◆ EXERCISE GOAL
All of the records below must be output exactly, with no pictures carried over.

◆ EXTRACTED RECORDS
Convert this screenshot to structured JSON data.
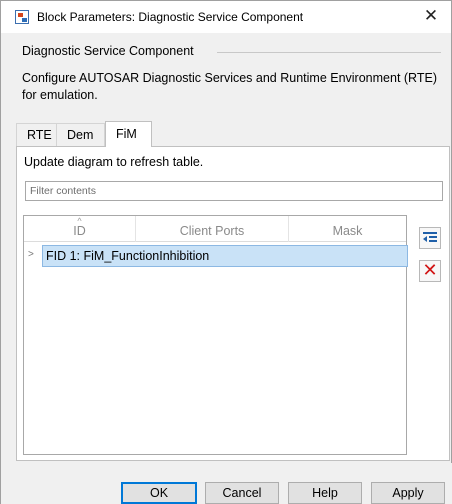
{
  "window": {
    "title": "Block Parameters: Diagnostic Service Component",
    "close_glyph": "✕"
  },
  "group": {
    "label": "Diagnostic Service Component",
    "description": "Configure AUTOSAR Diagnostic Services and Runtime Environment (RTE) for emulation."
  },
  "tabs": [
    {
      "label": "RTE",
      "selected": false
    },
    {
      "label": "Dem",
      "selected": false
    },
    {
      "label": "FiM",
      "selected": true
    }
  ],
  "panel": {
    "update_text": "Update diagram to refresh table.",
    "filter_placeholder": "Filter contents"
  },
  "table": {
    "columns": [
      "ID",
      "Client Ports",
      "Mask"
    ],
    "sort_indicator": "^",
    "rows": [
      {
        "expander": ">",
        "label": "FID 1: FiM_FunctionInhibition",
        "selected": true
      }
    ]
  },
  "side_buttons": {
    "add_icon": "add-row-icon",
    "delete_icon": "delete-icon",
    "delete_glyph": "✕"
  },
  "footer": {
    "ok": "OK",
    "cancel": "Cancel",
    "help": "Help",
    "apply": "Apply"
  },
  "colors": {
    "selection_bg": "#c9e2f7",
    "selection_border": "#8cb8e3",
    "default_button_border": "#0078d7",
    "delete_red": "#d11414"
  }
}
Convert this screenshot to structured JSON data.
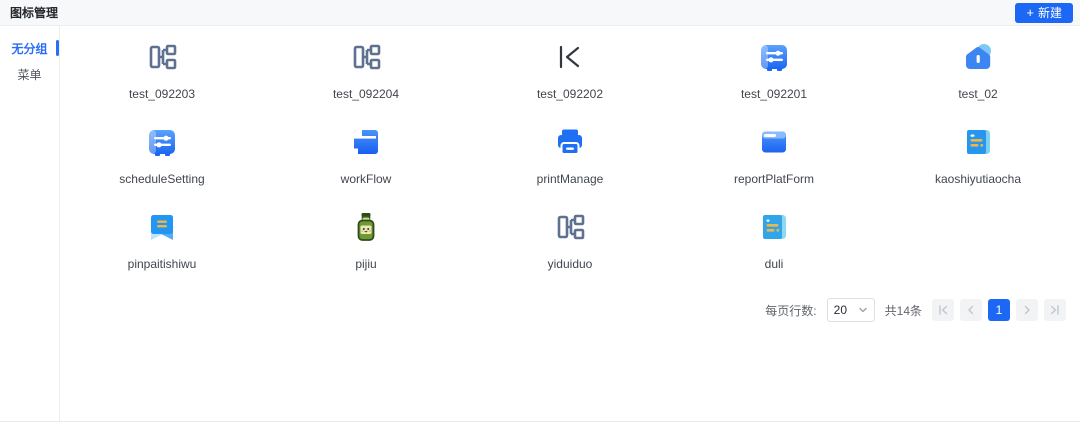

◆ OUTPUT OF THE EXERCISE
Convert this screenshot to structured JSON data.
{
  "window": {
    "title": "Block Parameters: Diagnostic Service Component",
    "close_glyph": "✕"
  },
  "group": {
    "label": "Diagnostic Service Component",
    "description": "Configure AUTOSAR Diagnostic Services and Runtime Environment (RTE) for emulation."
  },
  "tabs": [
    {
      "label": "RTE",
      "selected": false
    },
    {
      "label": "Dem",
      "selected": false
    },
    {
      "label": "FiM",
      "selected": true
    }
  ],
  "panel": {
    "update_text": "Update diagram to refresh table.",
    "filter_placeholder": "Filter contents"
  },
  "table": {
    "columns": [
      "ID",
      "Client Ports",
      "Mask"
    ],
    "sort_indicator": "^",
    "rows": [
      {
        "expander": ">",
        "label": "FID 1: FiM_FunctionInhibition",
        "selected": true
      }
    ]
  },
  "side_buttons": {
    "add_icon": "add-row-icon",
    "delete_icon": "delete-icon",
    "delete_glyph": "✕"
  },
  "footer": {
    "ok": "OK",
    "cancel": "Cancel",
    "help": "Help",
    "apply": "Apply"
  },
  "colors": {
    "selection_bg": "#c9e2f7",
    "selection_border": "#8cb8e3",
    "default_button_border": "#0078d7",
    "delete_red": "#d11414"
  }
}
Convert this screenshot to structured JSON data.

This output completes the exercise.